* [WHAT THE EXERCISE ASKS]: Output every line below without omitting or altering anything.

Source data
+++++

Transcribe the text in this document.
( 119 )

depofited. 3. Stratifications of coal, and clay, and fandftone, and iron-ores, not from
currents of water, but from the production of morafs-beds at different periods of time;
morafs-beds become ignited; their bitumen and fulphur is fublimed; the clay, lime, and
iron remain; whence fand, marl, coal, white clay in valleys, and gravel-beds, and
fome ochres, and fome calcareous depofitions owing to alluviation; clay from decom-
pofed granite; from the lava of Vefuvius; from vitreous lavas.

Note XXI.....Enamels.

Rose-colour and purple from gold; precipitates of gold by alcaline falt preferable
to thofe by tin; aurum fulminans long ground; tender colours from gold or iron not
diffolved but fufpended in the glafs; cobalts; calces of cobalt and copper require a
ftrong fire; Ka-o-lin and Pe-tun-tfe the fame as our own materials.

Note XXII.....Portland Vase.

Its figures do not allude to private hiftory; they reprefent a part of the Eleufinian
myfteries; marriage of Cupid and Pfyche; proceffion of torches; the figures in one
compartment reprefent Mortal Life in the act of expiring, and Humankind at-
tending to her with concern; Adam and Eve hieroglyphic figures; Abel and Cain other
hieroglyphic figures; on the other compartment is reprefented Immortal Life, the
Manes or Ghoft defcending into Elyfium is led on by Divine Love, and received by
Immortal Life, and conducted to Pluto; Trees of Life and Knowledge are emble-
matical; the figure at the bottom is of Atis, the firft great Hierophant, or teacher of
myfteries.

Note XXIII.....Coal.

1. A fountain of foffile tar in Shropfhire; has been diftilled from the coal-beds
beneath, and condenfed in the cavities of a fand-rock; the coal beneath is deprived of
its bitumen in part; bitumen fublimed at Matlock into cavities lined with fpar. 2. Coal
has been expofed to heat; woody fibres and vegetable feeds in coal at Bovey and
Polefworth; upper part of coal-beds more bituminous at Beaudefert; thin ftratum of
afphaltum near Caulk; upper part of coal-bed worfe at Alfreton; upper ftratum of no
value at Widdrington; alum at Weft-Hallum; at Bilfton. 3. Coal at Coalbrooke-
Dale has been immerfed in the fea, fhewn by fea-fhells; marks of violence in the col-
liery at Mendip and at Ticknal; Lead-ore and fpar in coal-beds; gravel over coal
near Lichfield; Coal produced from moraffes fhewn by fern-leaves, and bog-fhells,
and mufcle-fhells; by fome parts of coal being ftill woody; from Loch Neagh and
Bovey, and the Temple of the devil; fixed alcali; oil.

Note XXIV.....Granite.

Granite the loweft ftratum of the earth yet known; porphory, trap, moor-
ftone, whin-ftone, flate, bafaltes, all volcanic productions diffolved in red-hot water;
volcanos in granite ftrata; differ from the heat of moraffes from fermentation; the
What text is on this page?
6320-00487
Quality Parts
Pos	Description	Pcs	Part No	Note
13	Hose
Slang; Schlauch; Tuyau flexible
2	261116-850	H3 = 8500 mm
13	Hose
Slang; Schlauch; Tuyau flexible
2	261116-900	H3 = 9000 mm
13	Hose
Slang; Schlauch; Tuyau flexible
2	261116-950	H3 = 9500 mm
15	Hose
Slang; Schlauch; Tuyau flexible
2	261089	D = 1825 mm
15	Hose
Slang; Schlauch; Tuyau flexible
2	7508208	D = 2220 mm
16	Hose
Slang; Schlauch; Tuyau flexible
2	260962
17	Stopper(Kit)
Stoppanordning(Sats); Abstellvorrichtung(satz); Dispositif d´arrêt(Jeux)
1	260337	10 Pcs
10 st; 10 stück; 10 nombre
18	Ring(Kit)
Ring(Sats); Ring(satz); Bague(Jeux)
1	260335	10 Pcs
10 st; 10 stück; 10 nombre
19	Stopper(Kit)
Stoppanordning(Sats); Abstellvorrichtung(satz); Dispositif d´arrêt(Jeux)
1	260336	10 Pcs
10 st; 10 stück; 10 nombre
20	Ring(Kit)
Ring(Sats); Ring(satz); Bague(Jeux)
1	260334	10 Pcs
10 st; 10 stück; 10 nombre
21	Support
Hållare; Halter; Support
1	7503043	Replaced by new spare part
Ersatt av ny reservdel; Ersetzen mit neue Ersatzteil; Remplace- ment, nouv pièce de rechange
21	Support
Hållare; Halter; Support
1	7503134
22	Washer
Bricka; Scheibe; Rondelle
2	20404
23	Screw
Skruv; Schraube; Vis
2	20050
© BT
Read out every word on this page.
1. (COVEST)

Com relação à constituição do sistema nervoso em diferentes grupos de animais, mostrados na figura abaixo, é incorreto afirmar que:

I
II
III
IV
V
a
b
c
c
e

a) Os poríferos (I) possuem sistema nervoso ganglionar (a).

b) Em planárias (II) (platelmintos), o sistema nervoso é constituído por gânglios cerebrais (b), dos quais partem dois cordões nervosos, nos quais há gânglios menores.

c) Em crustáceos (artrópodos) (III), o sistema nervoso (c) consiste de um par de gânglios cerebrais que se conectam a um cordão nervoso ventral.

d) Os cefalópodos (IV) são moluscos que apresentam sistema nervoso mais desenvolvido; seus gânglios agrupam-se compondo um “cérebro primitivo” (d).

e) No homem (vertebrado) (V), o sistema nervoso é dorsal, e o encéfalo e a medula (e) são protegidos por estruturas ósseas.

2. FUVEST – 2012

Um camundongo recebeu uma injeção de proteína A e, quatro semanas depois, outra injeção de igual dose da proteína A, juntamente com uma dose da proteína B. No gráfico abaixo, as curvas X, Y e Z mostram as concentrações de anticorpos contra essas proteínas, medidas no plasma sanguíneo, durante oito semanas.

+++++

* [COMPLETE OUTPUT]:
Transcribe the text in this document.
( 119 )

depofited. 3. Stratifications of coal, and clay, and fandftone, and iron-ores, not from
currents of water, but from the production of morafs-beds at different periods of time;
morafs-beds become ignited; their bitumen and fulphur is fublimed; the clay, lime, and
iron remain; whence fand, marl, coal, white clay in valleys, and gravel-beds, and
fome ochres, and fome calcareous depofitions owing to alluviation; clay from decom-
pofed granite; from the lava of Vefuvius; from vitreous lavas.

Note XXI.....Enamels.

Rose-colour and purple from gold; precipitates of gold by alcaline falt preferable
to thofe by tin; aurum fulminans long ground; tender colours from gold or iron not
diffolved but fufpended in the glafs; cobalts; calces of cobalt and copper require a
ftrong fire; Ka-o-lin and Pe-tun-tfe the fame as our own materials.

Note XXII.....Portland Vase.

Its figures do not allude to private hiftory; they reprefent a part of the Eleufinian
myfteries; marriage of Cupid and Pfyche; proceffion of torches; the figures in one
compartment reprefent Mortal Life in the act of expiring, and Humankind at-
tending to her with concern; Adam and Eve hieroglyphic figures; Abel and Cain other
hieroglyphic figures; on the other compartment is reprefented Immortal Life, the
Manes or Ghoft defcending into Elyfium is led on by Divine Love, and received by
Immortal Life, and conducted to Pluto; Trees of Life and Knowledge are emble-
matical; the figure at the bottom is of Atis, the firft great Hierophant, or teacher of
myfteries.

Note XXIII.....Coal.

1. A fountain of foffile tar in Shropfhire; has been diftilled from the coal-beds
beneath, and condenfed in the cavities of a fand-rock; the coal beneath is deprived of
its bitumen in part; bitumen fublimed at Matlock into cavities lined with fpar. 2. Coal
has been expofed to heat; woody fibres and vegetable feeds in coal at Bovey and
Polefworth; upper part of coal-beds more bituminous at Beaudefert; thin ftratum of
afphaltum near Caulk; upper part of coal-bed worfe at Alfreton; upper ftratum of no
value at Widdrington; alum at Weft-Hallum; at Bilfton. 3. Coal at Coalbrooke-
Dale has been immerfed in the fea, fhewn by fea-fhells; marks of violence in the col-
liery at Mendip and at Ticknal; Lead-ore and fpar in coal-beds; gravel over coal
near Lichfield; Coal produced from moraffes fhewn by fern-leaves, and bog-fhells,
and mufcle-fhells; by fome parts of coal being ftill woody; from Loch Neagh and
Bovey, and the Temple of the devil; fixed alcali; oil.

Note XXIV.....Granite.

Granite the loweft ftratum of the earth yet known; porphory, trap, moor-
ftone, whin-ftone, flate, bafaltes, all volcanic productions diffolved in red-hot water;
volcanos in granite ftrata; differ from the heat of moraffes from fermentation; the
What text is on this page?
6320-00487
Quality Parts
Pos	Description	Pcs	Part No	Note
13	Hose
Slang; Schlauch; Tuyau flexible
2	261116-850	H3 = 8500 mm
13	Hose
Slang; Schlauch; Tuyau flexible
2	261116-900	H3 = 9000 mm
13	Hose
Slang; Schlauch; Tuyau flexible
2	261116-950	H3 = 9500 mm
15	Hose
Slang; Schlauch; Tuyau flexible
2	261089	D = 1825 mm
15	Hose
Slang; Schlauch; Tuyau flexible
2	7508208	D = 2220 mm
16	Hose
Slang; Schlauch; Tuyau flexible
2	260962
17	Stopper(Kit)
Stoppanordning(Sats); Abstellvorrichtung(satz); Dispositif d´arrêt(Jeux)
1	260337	10 Pcs
10 st; 10 stück; 10 nombre
18	Ring(Kit)
Ring(Sats); Ring(satz); Bague(Jeux)
1	260335	10 Pcs
10 st; 10 stück; 10 nombre
19	Stopper(Kit)
Stoppanordning(Sats); Abstellvorrichtung(satz); Dispositif d´arrêt(Jeux)
1	260336	10 Pcs
10 st; 10 stück; 10 nombre
20	Ring(Kit)
Ring(Sats); Ring(satz); Bague(Jeux)
1	260334	10 Pcs
10 st; 10 stück; 10 nombre
21	Support
Hållare; Halter; Support
1	7503043	Replaced by new spare part
Ersatt av ny reservdel; Ersetzen mit neue Ersatzteil; Remplace- ment, nouv pièce de rechange
21	Support
Hållare; Halter; Support
1	7503134
22	Washer
Bricka; Scheibe; Rondelle
2	20404
23	Screw
Skruv; Schraube; Vis
2	20050
© BT
Read out every word on this page.
1. (COVEST)

Com relação à constituição do sistema nervoso em diferentes grupos de animais, mostrados na figura abaixo, é incorreto afirmar que:

I
II
III
IV
V
a
b
c
c
e

a) Os poríferos (I) possuem sistema nervoso ganglionar (a).

b) Em planárias (II) (platelmintos), o sistema nervoso é constituído por gânglios cerebrais (b), dos quais partem dois cordões nervosos, nos quais há gânglios menores.

c) Em crustáceos (artrópodos) (III), o sistema nervoso (c) consiste de um par de gânglios cerebrais que se conectam a um cordão nervoso ventral.

d) Os cefalópodos (IV) são moluscos que apresentam sistema nervoso mais desenvolvido; seus gânglios agrupam-se compondo um “cérebro primitivo” (d).

e) No homem (vertebrado) (V), o sistema nervoso é dorsal, e o encéfalo e a medula (e) são protegidos por estruturas ósseas.

2. FUVEST – 2012

Um camundongo recebeu uma injeção de proteína A e, quatro semanas depois, outra injeção de igual dose da proteína A, juntamente com uma dose da proteína B. No gráfico abaixo, as curvas X, Y e Z mostram as concentrações de anticorpos contra essas proteínas, medidas no plasma sanguíneo, durante oito semanas.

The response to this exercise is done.